### Aim of the task
Return every entry exactly.
◆ ◆ ◆ ◆
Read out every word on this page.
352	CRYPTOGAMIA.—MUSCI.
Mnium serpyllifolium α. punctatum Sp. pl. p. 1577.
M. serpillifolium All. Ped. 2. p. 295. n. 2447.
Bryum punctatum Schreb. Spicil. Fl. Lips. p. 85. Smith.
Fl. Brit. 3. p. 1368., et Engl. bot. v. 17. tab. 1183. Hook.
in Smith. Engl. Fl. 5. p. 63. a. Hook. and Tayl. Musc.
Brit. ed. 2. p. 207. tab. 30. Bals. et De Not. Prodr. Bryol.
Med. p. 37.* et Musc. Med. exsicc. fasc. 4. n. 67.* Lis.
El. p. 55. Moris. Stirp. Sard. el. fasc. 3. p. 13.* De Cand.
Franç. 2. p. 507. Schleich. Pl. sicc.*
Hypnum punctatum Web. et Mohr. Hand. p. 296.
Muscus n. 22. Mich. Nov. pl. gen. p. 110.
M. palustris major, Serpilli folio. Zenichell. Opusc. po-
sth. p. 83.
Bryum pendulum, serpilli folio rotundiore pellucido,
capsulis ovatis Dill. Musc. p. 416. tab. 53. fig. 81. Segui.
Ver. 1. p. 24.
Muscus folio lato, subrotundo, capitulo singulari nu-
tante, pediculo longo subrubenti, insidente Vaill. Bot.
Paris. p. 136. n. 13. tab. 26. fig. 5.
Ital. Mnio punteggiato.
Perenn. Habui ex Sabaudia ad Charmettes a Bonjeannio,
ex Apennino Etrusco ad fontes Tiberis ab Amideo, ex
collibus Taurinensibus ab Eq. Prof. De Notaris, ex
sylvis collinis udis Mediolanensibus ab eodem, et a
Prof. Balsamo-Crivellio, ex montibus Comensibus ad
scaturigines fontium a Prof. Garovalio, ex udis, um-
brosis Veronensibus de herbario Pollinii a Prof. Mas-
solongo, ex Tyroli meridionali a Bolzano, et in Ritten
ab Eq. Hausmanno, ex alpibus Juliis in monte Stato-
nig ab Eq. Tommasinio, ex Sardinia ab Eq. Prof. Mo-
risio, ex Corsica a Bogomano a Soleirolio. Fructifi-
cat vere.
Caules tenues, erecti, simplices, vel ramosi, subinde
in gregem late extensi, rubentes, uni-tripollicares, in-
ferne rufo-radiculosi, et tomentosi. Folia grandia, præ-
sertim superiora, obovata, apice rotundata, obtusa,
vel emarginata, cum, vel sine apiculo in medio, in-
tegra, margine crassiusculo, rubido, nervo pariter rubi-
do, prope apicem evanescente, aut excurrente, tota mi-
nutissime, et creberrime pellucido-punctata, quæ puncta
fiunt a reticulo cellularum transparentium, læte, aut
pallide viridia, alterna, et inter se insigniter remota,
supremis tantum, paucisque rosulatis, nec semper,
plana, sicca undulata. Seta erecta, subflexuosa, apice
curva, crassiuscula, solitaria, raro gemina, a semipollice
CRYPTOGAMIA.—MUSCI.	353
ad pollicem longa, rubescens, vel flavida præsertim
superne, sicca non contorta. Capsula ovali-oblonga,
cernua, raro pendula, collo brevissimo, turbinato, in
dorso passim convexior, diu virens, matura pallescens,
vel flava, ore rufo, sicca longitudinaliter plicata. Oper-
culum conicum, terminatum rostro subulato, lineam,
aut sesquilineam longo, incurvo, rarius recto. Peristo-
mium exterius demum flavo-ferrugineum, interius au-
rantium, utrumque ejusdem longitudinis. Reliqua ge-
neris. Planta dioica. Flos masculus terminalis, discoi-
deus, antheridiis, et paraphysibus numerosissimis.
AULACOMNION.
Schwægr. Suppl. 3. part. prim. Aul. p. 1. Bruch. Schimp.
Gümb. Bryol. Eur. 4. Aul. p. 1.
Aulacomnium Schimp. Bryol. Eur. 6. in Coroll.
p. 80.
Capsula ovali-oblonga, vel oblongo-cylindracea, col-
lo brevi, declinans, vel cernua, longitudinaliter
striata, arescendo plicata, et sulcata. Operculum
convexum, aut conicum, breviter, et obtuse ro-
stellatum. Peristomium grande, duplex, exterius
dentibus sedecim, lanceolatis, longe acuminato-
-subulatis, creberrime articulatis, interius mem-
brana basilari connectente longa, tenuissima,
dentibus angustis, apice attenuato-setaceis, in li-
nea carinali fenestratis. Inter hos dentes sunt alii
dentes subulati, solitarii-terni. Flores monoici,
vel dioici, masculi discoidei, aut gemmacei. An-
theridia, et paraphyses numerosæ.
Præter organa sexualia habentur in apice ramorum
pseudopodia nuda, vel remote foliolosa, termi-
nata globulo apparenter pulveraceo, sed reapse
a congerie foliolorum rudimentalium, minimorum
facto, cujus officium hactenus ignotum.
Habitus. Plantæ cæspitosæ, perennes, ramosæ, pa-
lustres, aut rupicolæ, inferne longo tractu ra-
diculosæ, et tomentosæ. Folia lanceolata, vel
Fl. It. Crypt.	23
◆ ◆ ◆ ◆
### Worked solution
Read out every word on this page.
352	CRYPTOGAMIA.—MUSCI.
Mnium serpyllifolium α. punctatum Sp. pl. p. 1577.
M. serpillifolium All. Ped. 2. p. 295. n. 2447.
Bryum punctatum Schreb. Spicil. Fl. Lips. p. 85. Smith.
Fl. Brit. 3. p. 1368., et Engl. bot. v. 17. tab. 1183. Hook.
in Smith. Engl. Fl. 5. p. 63. a. Hook. and Tayl. Musc.
Brit. ed. 2. p. 207. tab. 30. Bals. et De Not. Prodr. Bryol.
Med. p. 37.* et Musc. Med. exsicc. fasc. 4. n. 67.* Lis.
El. p. 55. Moris. Stirp. Sard. el. fasc. 3. p. 13.* De Cand.
Franç. 2. p. 507. Schleich. Pl. sicc.*
Hypnum punctatum Web. et Mohr. Hand. p. 296.
Muscus n. 22. Mich. Nov. pl. gen. p. 110.
M. palustris major, Serpilli folio. Zenichell. Opusc. po-
sth. p. 83.
Bryum pendulum, serpilli folio rotundiore pellucido,
capsulis ovatis Dill. Musc. p. 416. tab. 53. fig. 81. Segui.
Ver. 1. p. 24.
Muscus folio lato, subrotundo, capitulo singulari nu-
tante, pediculo longo subrubenti, insidente Vaill. Bot.
Paris. p. 136. n. 13. tab. 26. fig. 5.
Ital. Mnio punteggiato.
Perenn. Habui ex Sabaudia ad Charmettes a Bonjeannio,
ex Apennino Etrusco ad fontes Tiberis ab Amideo, ex
collibus Taurinensibus ab Eq. Prof. De Notaris, ex
sylvis collinis udis Mediolanensibus ab eodem, et a
Prof. Balsamo-Crivellio, ex montibus Comensibus ad
scaturigines fontium a Prof. Garovalio, ex udis, um-
brosis Veronensibus de herbario Pollinii a Prof. Mas-
solongo, ex Tyroli meridionali a Bolzano, et in Ritten
ab Eq. Hausmanno, ex alpibus Juliis in monte Stato-
nig ab Eq. Tommasinio, ex Sardinia ab Eq. Prof. Mo-
risio, ex Corsica a Bogomano a Soleirolio. Fructifi-
cat vere.
Caules tenues, erecti, simplices, vel ramosi, subinde
in gregem late extensi, rubentes, uni-tripollicares, in-
ferne rufo-radiculosi, et tomentosi. Folia grandia, præ-
sertim superiora, obovata, apice rotundata, obtusa,
vel emarginata, cum, vel sine apiculo in medio, in-
tegra, margine crassiusculo, rubido, nervo pariter rubi-
do, prope apicem evanescente, aut excurrente, tota mi-
nutissime, et creberrime pellucido-punctata, quæ puncta
fiunt a reticulo cellularum transparentium, læte, aut
pallide viridia, alterna, et inter se insigniter remota,
supremis tantum, paucisque rosulatis, nec semper,
plana, sicca undulata. Seta erecta, subflexuosa, apice
curva, crassiuscula, solitaria, raro gemina, a semipollice
CRYPTOGAMIA.—MUSCI.	353
ad pollicem longa, rubescens, vel flavida præsertim
superne, sicca non contorta. Capsula ovali-oblonga,
cernua, raro pendula, collo brevissimo, turbinato, in
dorso passim convexior, diu virens, matura pallescens,
vel flava, ore rufo, sicca longitudinaliter plicata. Oper-
culum conicum, terminatum rostro subulato, lineam,
aut sesquilineam longo, incurvo, rarius recto. Peristo-
mium exterius demum flavo-ferrugineum, interius au-
rantium, utrumque ejusdem longitudinis. Reliqua ge-
neris. Planta dioica. Flos masculus terminalis, discoi-
deus, antheridiis, et paraphysibus numerosissimis.
AULACOMNION.
Schwægr. Suppl. 3. part. prim. Aul. p. 1. Bruch. Schimp.
Gümb. Bryol. Eur. 4. Aul. p. 1.
Aulacomnium Schimp. Bryol. Eur. 6. in Coroll.
p. 80.
Capsula ovali-oblonga, vel oblongo-cylindracea, col-
lo brevi, declinans, vel cernua, longitudinaliter
striata, arescendo plicata, et sulcata. Operculum
convexum, aut conicum, breviter, et obtuse ro-
stellatum. Peristomium grande, duplex, exterius
dentibus sedecim, lanceolatis, longe acuminato-
-subulatis, creberrime articulatis, interius mem-
brana basilari connectente longa, tenuissima,
dentibus angustis, apice attenuato-setaceis, in li-
nea carinali fenestratis. Inter hos dentes sunt alii
dentes subulati, solitarii-terni. Flores monoici,
vel dioici, masculi discoidei, aut gemmacei. An-
theridia, et paraphyses numerosæ.
Præter organa sexualia habentur in apice ramorum
pseudopodia nuda, vel remote foliolosa, termi-
nata globulo apparenter pulveraceo, sed reapse
a congerie foliolorum rudimentalium, minimorum
facto, cujus officium hactenus ignotum.
Habitus. Plantæ cæspitosæ, perennes, ramosæ, pa-
lustres, aut rupicolæ, inferne longo tractu ra-
diculosæ, et tomentosæ. Folia lanceolata, vel
Fl. It. Crypt.	23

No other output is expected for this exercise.